● Exercise aim
Below is a listing to write out in full, exactly as given, without its pictures.
========================================
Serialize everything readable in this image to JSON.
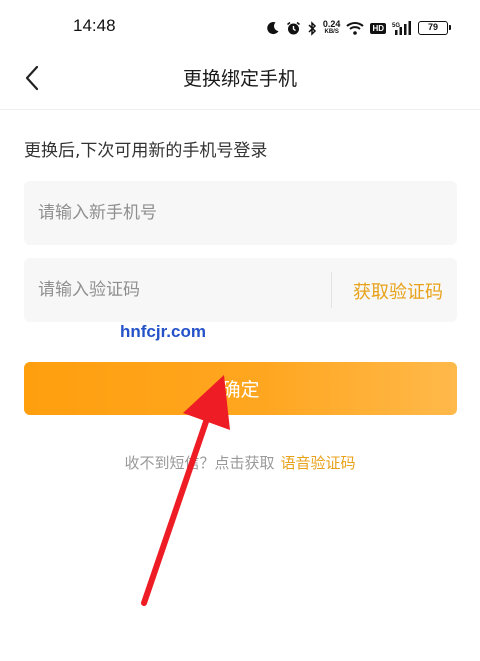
{
  "status_bar": {
    "time": "14:48",
    "net_speed_value": "0.24",
    "net_speed_unit": "KB/S",
    "hd_label": "HD",
    "signal_label": "5G",
    "battery_level": "79"
  },
  "nav": {
    "title": "更换绑定手机"
  },
  "hint": "更换后,下次可用新的手机号登录",
  "phone_input": {
    "placeholder": "请输入新手机号",
    "value": ""
  },
  "code_input": {
    "placeholder": "请输入验证码",
    "value": "",
    "get_code_label": "获取验证码"
  },
  "watermark": "hnfcjr.com",
  "confirm_button": {
    "label": "确定"
  },
  "footer": {
    "prompt": "收不到短信？点击获取",
    "voice_code_link": "语音验证码"
  },
  "colors": {
    "accent": "#e8a21a",
    "button_gradient_start": "#ff9f0e",
    "button_gradient_end": "#ffb94a",
    "annotation_arrow": "#ee1c24",
    "watermark": "#2452c8"
  },
  "icons": {
    "back": "chevron-left-icon",
    "status": [
      "moon-icon",
      "alarm-icon",
      "bluetooth-icon",
      "wifi-icon",
      "signal-icon",
      "battery-icon"
    ]
  }
}
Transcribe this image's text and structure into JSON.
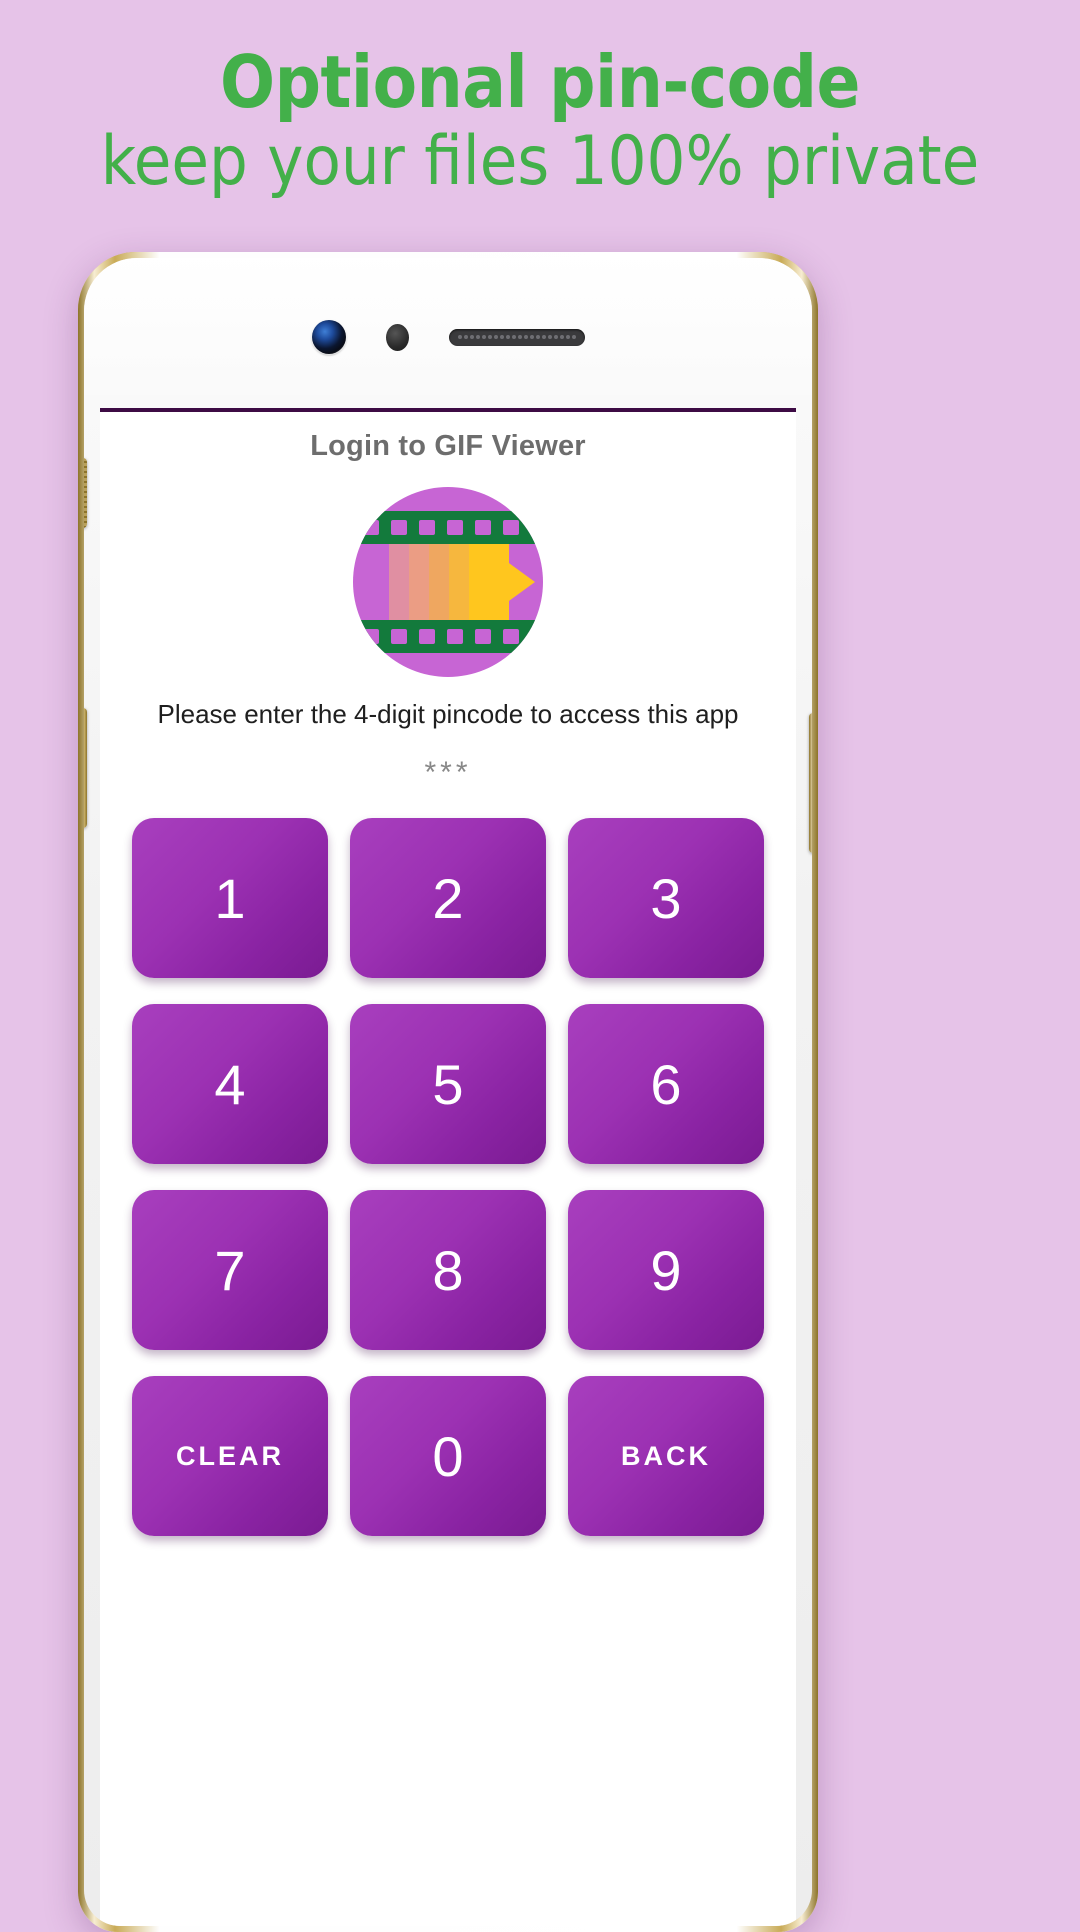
{
  "promo": {
    "line1": "Optional pin-code",
    "line2": "keep your files 100% private",
    "text_color": "#43b04a",
    "background_color": "#e6c3e8"
  },
  "device": {
    "type": "white-gold-smartphone",
    "camera": "front-camera",
    "sensor": "proximity-sensor",
    "speaker": "earpiece-speaker"
  },
  "app": {
    "title": "Login to GIF Viewer",
    "icon_name": "gif-viewer-app-icon",
    "hint": "Please enter the 4-digit pincode to access this app",
    "pin_display": "***",
    "accent_color": "#9c31b3",
    "icon_colors": {
      "circle": "#c765d4",
      "film": "#137a3c",
      "play": "#ffc61e"
    },
    "keypad": [
      {
        "label": "1",
        "name": "key-1",
        "kind": "digit"
      },
      {
        "label": "2",
        "name": "key-2",
        "kind": "digit"
      },
      {
        "label": "3",
        "name": "key-3",
        "kind": "digit"
      },
      {
        "label": "4",
        "name": "key-4",
        "kind": "digit"
      },
      {
        "label": "5",
        "name": "key-5",
        "kind": "digit"
      },
      {
        "label": "6",
        "name": "key-6",
        "kind": "digit"
      },
      {
        "label": "7",
        "name": "key-7",
        "kind": "digit"
      },
      {
        "label": "8",
        "name": "key-8",
        "kind": "digit"
      },
      {
        "label": "9",
        "name": "key-9",
        "kind": "digit"
      },
      {
        "label": "CLEAR",
        "name": "key-clear",
        "kind": "word"
      },
      {
        "label": "0",
        "name": "key-0",
        "kind": "digit"
      },
      {
        "label": "BACK",
        "name": "key-back",
        "kind": "word"
      }
    ]
  }
}
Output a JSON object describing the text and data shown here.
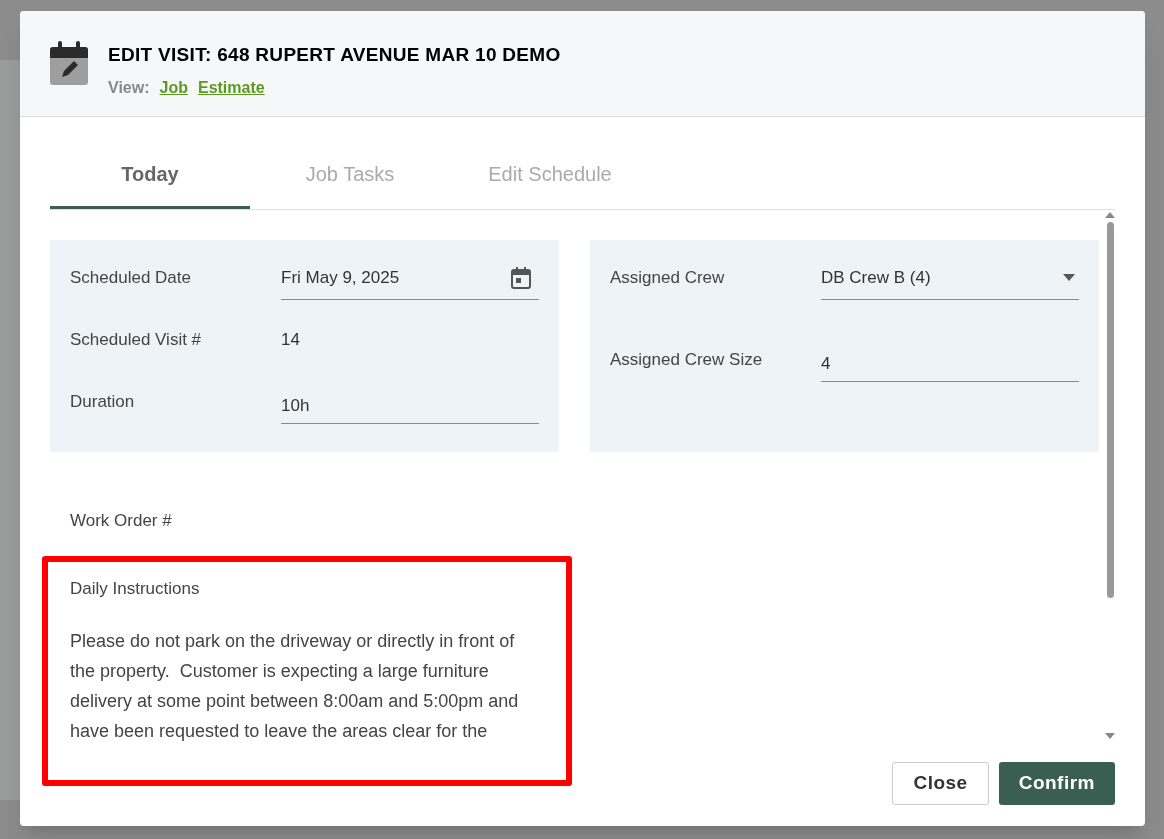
{
  "dialog": {
    "title": "EDIT VISIT: 648 RUPERT AVENUE MAR 10 DEMO",
    "view_label": "View:",
    "view_links": [
      "Job",
      "Estimate"
    ]
  },
  "tabs": [
    {
      "label": "Today",
      "selected": true
    },
    {
      "label": "Job Tasks",
      "selected": false
    },
    {
      "label": "Edit Schedule",
      "selected": false
    }
  ],
  "schedule_panel": [
    {
      "kind": "date",
      "label": "Scheduled Date",
      "value": "Fri May 9, 2025"
    },
    {
      "kind": "text",
      "label": "Scheduled Visit #",
      "value": "14"
    },
    {
      "kind": "input",
      "label": "Duration",
      "value": "10h"
    }
  ],
  "crew_panel": [
    {
      "kind": "select",
      "label": "Assigned Crew",
      "value": "DB Crew B (4)"
    },
    {
      "kind": "input",
      "label": "Assigned Crew Size",
      "value": "4"
    }
  ],
  "work_order_label": "Work Order #",
  "daily_instructions": {
    "label": "Daily Instructions",
    "text": "Please do not park on the driveway or directly in front of the property.  Customer is expecting a large furniture delivery at some point between 8:00am and 5:00pm and have been requested to leave the areas clear for the"
  },
  "buttons": [
    "Close",
    "Confirm"
  ]
}
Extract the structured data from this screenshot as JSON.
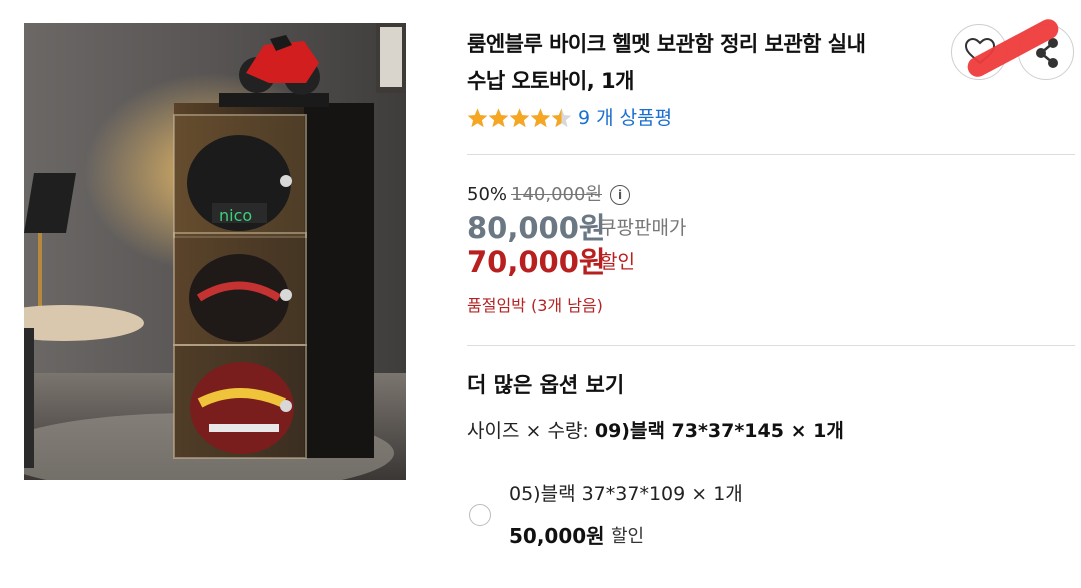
{
  "product": {
    "title_line1": "룸엔블루 바이크 헬멧 보관함 정리 보관함 실내",
    "title_line2": "수납 오토바이, 1개",
    "image_icon": "product-photo-helmet-storage-cabinet"
  },
  "actions": {
    "wishlist_icon": "heart-icon",
    "share_icon": "share-icon"
  },
  "rating": {
    "stars": 4.5,
    "max_stars": 5,
    "review_text": "9 개 상품평"
  },
  "price": {
    "discount_rate": "50%",
    "original_price": "140,000원",
    "main_price": "80,000원",
    "main_price_label": "쿠팡판매가",
    "sale_price": "70,000원",
    "sale_price_label": "할인"
  },
  "stock": {
    "text": "품절임박 (3개 남음)"
  },
  "options": {
    "heading": "더 많은 옵션 보기",
    "selected_label": "사이즈 × 수량: ",
    "selected_value": "09)블랙 73*37*145 × 1개",
    "items": [
      {
        "name": "05)블랙 37*37*109 × 1개",
        "price": "50,000원",
        "price_label": "할인"
      }
    ]
  },
  "colors": {
    "sale_red": "#b81f1f",
    "main_price_gray": "#6b7884",
    "link_blue": "#1a6fd1",
    "star_orange": "#f5a623"
  }
}
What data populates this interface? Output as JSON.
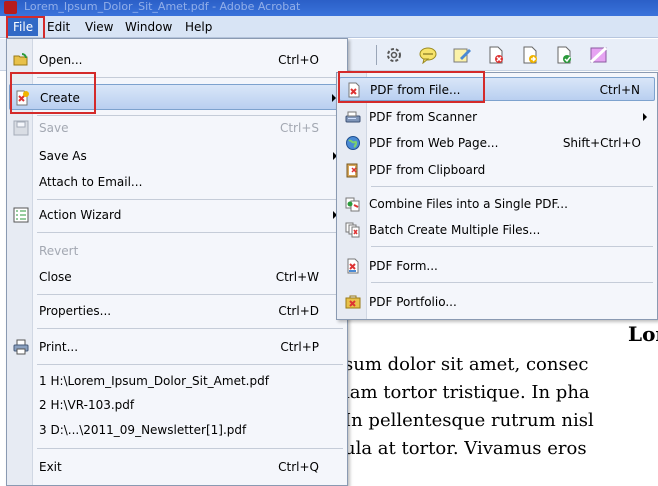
{
  "window": {
    "title": "Lorem_Ipsum_Dolor_Sit_Amet.pdf - Adobe Acrobat"
  },
  "menubar": [
    "File",
    "Edit",
    "View",
    "Window",
    "Help"
  ],
  "file_menu": {
    "items": [
      {
        "label": "Open...",
        "shortcut": "Ctrl+O"
      },
      {
        "label": "Create",
        "shortcut": ""
      },
      {
        "label": "Save",
        "shortcut": "Ctrl+S"
      },
      {
        "label": "Save As",
        "shortcut": ""
      },
      {
        "label": "Attach to Email...",
        "shortcut": ""
      },
      {
        "label": "Action Wizard",
        "shortcut": ""
      },
      {
        "label": "Revert",
        "shortcut": ""
      },
      {
        "label": "Close",
        "shortcut": "Ctrl+W"
      },
      {
        "label": "Properties...",
        "shortcut": "Ctrl+D"
      },
      {
        "label": "Print...",
        "shortcut": "Ctrl+P"
      },
      {
        "label": "1 H:\\Lorem_Ipsum_Dolor_Sit_Amet.pdf",
        "shortcut": ""
      },
      {
        "label": "2 H:\\VR-103.pdf",
        "shortcut": ""
      },
      {
        "label": "3 D:\\...\\2011_09_Newsletter[1].pdf",
        "shortcut": ""
      },
      {
        "label": "Exit",
        "shortcut": "Ctrl+Q"
      }
    ]
  },
  "create_submenu": {
    "items": [
      {
        "label": "PDF from File...",
        "shortcut": "Ctrl+N"
      },
      {
        "label": "PDF from Scanner",
        "shortcut": ""
      },
      {
        "label": "PDF from Web Page...",
        "shortcut": "Shift+Ctrl+O"
      },
      {
        "label": "PDF from Clipboard",
        "shortcut": ""
      },
      {
        "label": "Combine Files into a Single PDF...",
        "shortcut": ""
      },
      {
        "label": "Batch Create Multiple Files...",
        "shortcut": ""
      },
      {
        "label": "PDF Form...",
        "shortcut": ""
      },
      {
        "label": "PDF Portfolio...",
        "shortcut": ""
      }
    ]
  },
  "document": {
    "heading": "Lor",
    "lines": [
      "sum dolor sit amet, consec",
      "iam tortor tristique. In pha",
      "In pellentesque rutrum nisl",
      "ula at tortor. Vivamus eros"
    ]
  },
  "colors": {
    "highlight_box": "#d42a2a",
    "menubar_bg": "#d8e4f5",
    "active_menu": "#3169c6"
  }
}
========================================
● Answer to the problem
Serialize everything readable in this image to JSON.
{
  "status_bar": {
    "time": "14:48",
    "net_speed_value": "0.24",
    "net_speed_unit": "KB/S",
    "hd_label": "HD",
    "signal_label": "5G",
    "battery_level": "79"
  },
  "nav": {
    "title": "更换绑定手机"
  },
  "hint": "更换后,下次可用新的手机号登录",
  "phone_input": {
    "placeholder": "请输入新手机号",
    "value": ""
  },
  "code_input": {
    "placeholder": "请输入验证码",
    "value": "",
    "get_code_label": "获取验证码"
  },
  "watermark": "hnfcjr.com",
  "confirm_button": {
    "label": "确定"
  },
  "footer": {
    "prompt": "收不到短信？点击获取",
    "voice_code_link": "语音验证码"
  },
  "colors": {
    "accent": "#e8a21a",
    "button_gradient_start": "#ff9f0e",
    "button_gradient_end": "#ffb94a",
    "annotation_arrow": "#ee1c24",
    "watermark": "#2452c8"
  },
  "icons": {
    "back": "chevron-left-icon",
    "status": [
      "moon-icon",
      "alarm-icon",
      "bluetooth-icon",
      "wifi-icon",
      "signal-icon",
      "battery-icon"
    ]
  }
}
Transcribe this image's text and structure into JSON.
{
  "promo": {
    "line1": "Optional pin-code",
    "line2": "keep your files 100% private",
    "text_color": "#43b04a",
    "background_color": "#e6c3e8"
  },
  "device": {
    "type": "white-gold-smartphone",
    "camera": "front-camera",
    "sensor": "proximity-sensor",
    "speaker": "earpiece-speaker"
  },
  "app": {
    "title": "Login to GIF Viewer",
    "icon_name": "gif-viewer-app-icon",
    "hint": "Please enter the 4-digit pincode to access this app",
    "pin_display": "***",
    "accent_color": "#9c31b3",
    "icon_colors": {
      "circle": "#c765d4",
      "film": "#137a3c",
      "play": "#ffc61e"
    },
    "keypad": [
      {
        "label": "1",
        "name": "key-1",
        "kind": "digit"
      },
      {
        "label": "2",
        "name": "key-2",
        "kind": "digit"
      },
      {
        "label": "3",
        "name": "key-3",
        "kind": "digit"
      },
      {
        "label": "4",
        "name": "key-4",
        "kind": "digit"
      },
      {
        "label": "5",
        "name": "key-5",
        "kind": "digit"
      },
      {
        "label": "6",
        "name": "key-6",
        "kind": "digit"
      },
      {
        "label": "7",
        "name": "key-7",
        "kind": "digit"
      },
      {
        "label": "8",
        "name": "key-8",
        "kind": "digit"
      },
      {
        "label": "9",
        "name": "key-9",
        "kind": "digit"
      },
      {
        "label": "CLEAR",
        "name": "key-clear",
        "kind": "word"
      },
      {
        "label": "0",
        "name": "key-0",
        "kind": "digit"
      },
      {
        "label": "BACK",
        "name": "key-back",
        "kind": "word"
      }
    ]
  }
}
Output a JSON object describing the text and data shown here.
{
  "dialog": {
    "title": "EDIT VISIT: 648 RUPERT AVENUE MAR 10 DEMO",
    "view_label": "View:",
    "view_links": [
      "Job",
      "Estimate"
    ]
  },
  "tabs": [
    {
      "label": "Today",
      "selected": true
    },
    {
      "label": "Job Tasks",
      "selected": false
    },
    {
      "label": "Edit Schedule",
      "selected": false
    }
  ],
  "schedule_panel": [
    {
      "kind": "date",
      "label": "Scheduled Date",
      "value": "Fri May 9, 2025"
    },
    {
      "kind": "text",
      "label": "Scheduled Visit #",
      "value": "14"
    },
    {
      "kind": "input",
      "label": "Duration",
      "value": "10h"
    }
  ],
  "crew_panel": [
    {
      "kind": "select",
      "label": "Assigned Crew",
      "value": "DB Crew B (4)"
    },
    {
      "kind": "input",
      "label": "Assigned Crew Size",
      "value": "4"
    }
  ],
  "work_order_label": "Work Order #",
  "daily_instructions": {
    "label": "Daily Instructions",
    "text": "Please do not park on the driveway or directly in front of the property.  Customer is expecting a large furniture delivery at some point between 8:00am and 5:00pm and have been requested to leave the areas clear for the"
  },
  "buttons": [
    "Close",
    "Confirm"
  ]
}
Extract the structured data from this screenshot as JSON.
{
  "product": {
    "title_line1": "룸엔블루 바이크 헬멧 보관함 정리 보관함 실내",
    "title_line2": "수납 오토바이, 1개",
    "image_icon": "product-photo-helmet-storage-cabinet"
  },
  "actions": {
    "wishlist_icon": "heart-icon",
    "share_icon": "share-icon"
  },
  "rating": {
    "stars": 4.5,
    "max_stars": 5,
    "review_text": "9 개 상품평"
  },
  "price": {
    "discount_rate": "50%",
    "original_price": "140,000원",
    "main_price": "80,000원",
    "main_price_label": "쿠팡판매가",
    "sale_price": "70,000원",
    "sale_price_label": "할인"
  },
  "stock": {
    "text": "품절임박 (3개 남음)"
  },
  "options": {
    "heading": "더 많은 옵션 보기",
    "selected_label": "사이즈 × 수량: ",
    "selected_value": "09)블랙 73*37*145 × 1개",
    "items": [
      {
        "name": "05)블랙 37*37*109 × 1개",
        "price": "50,000원",
        "price_label": "할인"
      }
    ]
  },
  "colors": {
    "sale_red": "#b81f1f",
    "main_price_gray": "#6b7884",
    "link_blue": "#1a6fd1",
    "star_orange": "#f5a623"
  }
}
What data populates this interface? Output as JSON.
{
  "window": {
    "title": "Lorem_Ipsum_Dolor_Sit_Amet.pdf - Adobe Acrobat"
  },
  "menubar": [
    "File",
    "Edit",
    "View",
    "Window",
    "Help"
  ],
  "file_menu": {
    "items": [
      {
        "label": "Open...",
        "shortcut": "Ctrl+O"
      },
      {
        "label": "Create",
        "shortcut": ""
      },
      {
        "label": "Save",
        "shortcut": "Ctrl+S"
      },
      {
        "label": "Save As",
        "shortcut": ""
      },
      {
        "label": "Attach to Email...",
        "shortcut": ""
      },
      {
        "label": "Action Wizard",
        "shortcut": ""
      },
      {
        "label": "Revert",
        "shortcut": ""
      },
      {
        "label": "Close",
        "shortcut": "Ctrl+W"
      },
      {
        "label": "Properties...",
        "shortcut": "Ctrl+D"
      },
      {
        "label": "Print...",
        "shortcut": "Ctrl+P"
      },
      {
        "label": "1 H:\\Lorem_Ipsum_Dolor_Sit_Amet.pdf",
        "shortcut": ""
      },
      {
        "label": "2 H:\\VR-103.pdf",
        "shortcut": ""
      },
      {
        "label": "3 D:\\...\\2011_09_Newsletter[1].pdf",
        "shortcut": ""
      },
      {
        "label": "Exit",
        "shortcut": "Ctrl+Q"
      }
    ]
  },
  "create_submenu": {
    "items": [
      {
        "label": "PDF from File...",
        "shortcut": "Ctrl+N"
      },
      {
        "label": "PDF from Scanner",
        "shortcut": ""
      },
      {
        "label": "PDF from Web Page...",
        "shortcut": "Shift+Ctrl+O"
      },
      {
        "label": "PDF from Clipboard",
        "shortcut": ""
      },
      {
        "label": "Combine Files into a Single PDF...",
        "shortcut": ""
      },
      {
        "label": "Batch Create Multiple Files...",
        "shortcut": ""
      },
      {
        "label": "PDF Form...",
        "shortcut": ""
      },
      {
        "label": "PDF Portfolio...",
        "shortcut": ""
      }
    ]
  },
  "document": {
    "heading": "Lor",
    "lines": [
      "sum dolor sit amet, consec",
      "iam tortor tristique. In pha",
      "In pellentesque rutrum nisl",
      "ula at tortor. Vivamus eros"
    ]
  },
  "colors": {
    "highlight_box": "#d42a2a",
    "menubar_bg": "#d8e4f5",
    "active_menu": "#3169c6"
  }
}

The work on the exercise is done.